*Task goal*: Reproduce the records below word for word, keeping every line as it stands, but leave out the pictures.
─── Records shown ───
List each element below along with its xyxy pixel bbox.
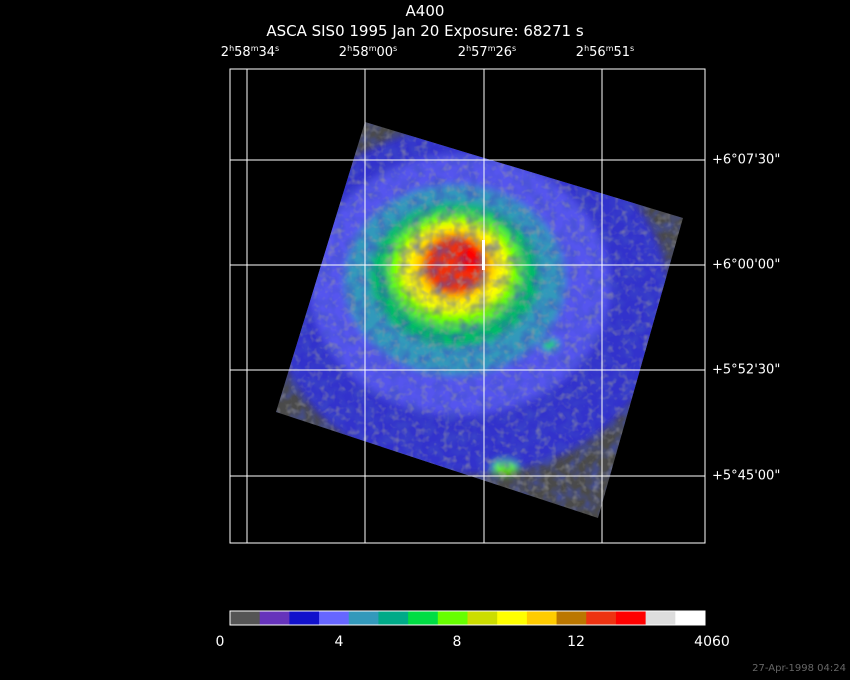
colorbar-tick-2: 8	[452, 634, 462, 650]
colorbar-swatch-10	[526, 611, 558, 625]
colorbar-frame	[229, 610, 706, 626]
timestamp: 27-Apr-1998 04:24	[752, 663, 846, 674]
colorbar-swatch-15	[675, 611, 706, 625]
colorbar-swatch-12	[586, 611, 617, 625]
colorbar-tick-3: 12	[567, 634, 585, 650]
colorbar-tick-0: 0	[215, 634, 225, 650]
dec-label-0: +6°07'30"	[712, 152, 781, 168]
dec-label-3: +5°45'00"	[712, 468, 781, 484]
image-subtitle: ASCA SIS0 1995 Jan 20 Exposure: 68271 s	[266, 22, 584, 40]
colorbar-swatch-13	[615, 611, 647, 625]
ra-label-3: 2h56m51s	[575, 44, 635, 60]
dec-label-2: +5°52'30"	[712, 362, 781, 378]
colorbar	[230, 611, 706, 625]
colorbar-swatch-11	[556, 611, 587, 625]
image-title: A400	[405, 2, 445, 20]
colorbar-swatch-7	[437, 611, 468, 625]
dec-label-1: +6°00'00"	[712, 257, 781, 273]
ra-label-2: 2h57m26s	[457, 44, 517, 60]
colorbar-swatch-1	[259, 611, 290, 625]
colorbar-swatch-2	[289, 611, 320, 625]
colorbar-swatch-4	[348, 611, 379, 625]
coordinate-grid	[229, 68, 706, 544]
colorbar-tick-4: 4060	[694, 634, 730, 650]
colorbar-swatch-8	[467, 611, 498, 625]
colorbar-swatch-3	[319, 611, 350, 625]
colorbar-tick-1: 4	[334, 634, 344, 650]
ra-label-1: 2h58m00s	[338, 44, 398, 60]
colorbar-swatch-5	[378, 611, 409, 625]
colorbar-swatch-9	[497, 611, 528, 625]
colorbar-swatch-14	[645, 611, 676, 625]
colorbar-swatch-6	[408, 611, 439, 625]
colorbar-swatch-0	[230, 611, 261, 625]
ra-label-0: 2h58m34s	[220, 44, 280, 60]
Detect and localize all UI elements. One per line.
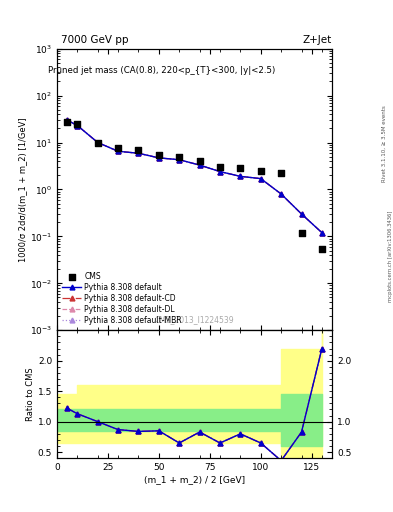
───
*Answer for this exercise*:
List each element below along with its xyxy pixel bbox.
colorbar-tick-2: 8	[452, 634, 462, 650]
colorbar-swatch-10	[526, 611, 558, 625]
colorbar-frame	[229, 610, 706, 626]
timestamp: 27-Apr-1998 04:24	[752, 663, 846, 674]
colorbar-swatch-15	[675, 611, 706, 625]
colorbar-swatch-12	[586, 611, 617, 625]
colorbar-tick-3: 12	[567, 634, 585, 650]
colorbar-tick-0: 0	[215, 634, 225, 650]
dec-label-0: +6°07'30"	[712, 152, 781, 168]
dec-label-3: +5°45'00"	[712, 468, 781, 484]
image-subtitle: ASCA SIS0 1995 Jan 20 Exposure: 68271 s	[266, 22, 584, 40]
colorbar-swatch-13	[615, 611, 647, 625]
ra-label-3: 2h56m51s	[575, 44, 635, 60]
dec-label-2: +5°52'30"	[712, 362, 781, 378]
colorbar	[230, 611, 706, 625]
colorbar-swatch-11	[556, 611, 587, 625]
image-title: A400	[405, 2, 445, 20]
colorbar-swatch-7	[437, 611, 468, 625]
dec-label-1: +6°00'00"	[712, 257, 781, 273]
ra-label-2: 2h57m26s	[457, 44, 517, 60]
colorbar-swatch-1	[259, 611, 290, 625]
colorbar-swatch-2	[289, 611, 320, 625]
colorbar-swatch-4	[348, 611, 379, 625]
coordinate-grid	[229, 68, 706, 544]
colorbar-tick-4: 4060	[694, 634, 730, 650]
colorbar-swatch-8	[467, 611, 498, 625]
colorbar-swatch-3	[319, 611, 350, 625]
colorbar-tick-1: 4	[334, 634, 344, 650]
ra-label-1: 2h58m00s	[338, 44, 398, 60]
colorbar-swatch-5	[378, 611, 409, 625]
colorbar-swatch-9	[497, 611, 528, 625]
colorbar-swatch-14	[645, 611, 676, 625]
colorbar-swatch-6	[408, 611, 439, 625]
colorbar-swatch-0	[230, 611, 261, 625]
ra-label-0: 2h58m34s	[220, 44, 280, 60]
Detect and localize all UI elements. One per line.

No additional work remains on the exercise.